(Stored records)
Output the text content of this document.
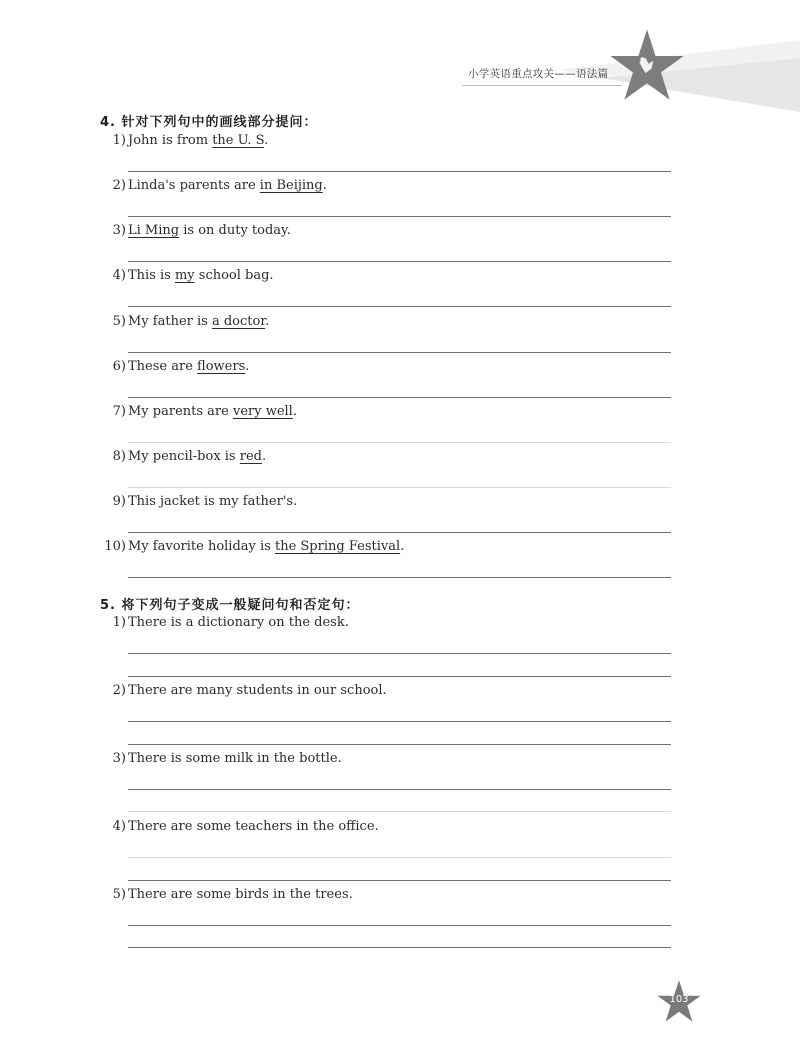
小学英语重点攻关——语法篇
4. 针对下列句中的画线部分提问：
1) John is from the U. S.
2) Linda's parents are in Beijing.
3) Li Ming is on duty today.
4) This is my school bag.
5) My father is a doctor.
6) These are flowers.
7) My parents are very well.
8) My pencil-box is red.
9) This jacket is my father's.
10) My favorite holiday is the Spring Festival.
5. 将下列句子变成一般疑问句和否定句：
1) There is a dictionary on the desk.
2) There are many students in our school.
3) There is some milk in the bottle.
4) There are some teachers in the office.
5) There are some birds in the trees.
103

→ **Required task**:
Go through the data and gather every line that holds "parents".

→ **Reply to the exercise**:
2) Linda's parents are in Beijing.
7) My parents are very well.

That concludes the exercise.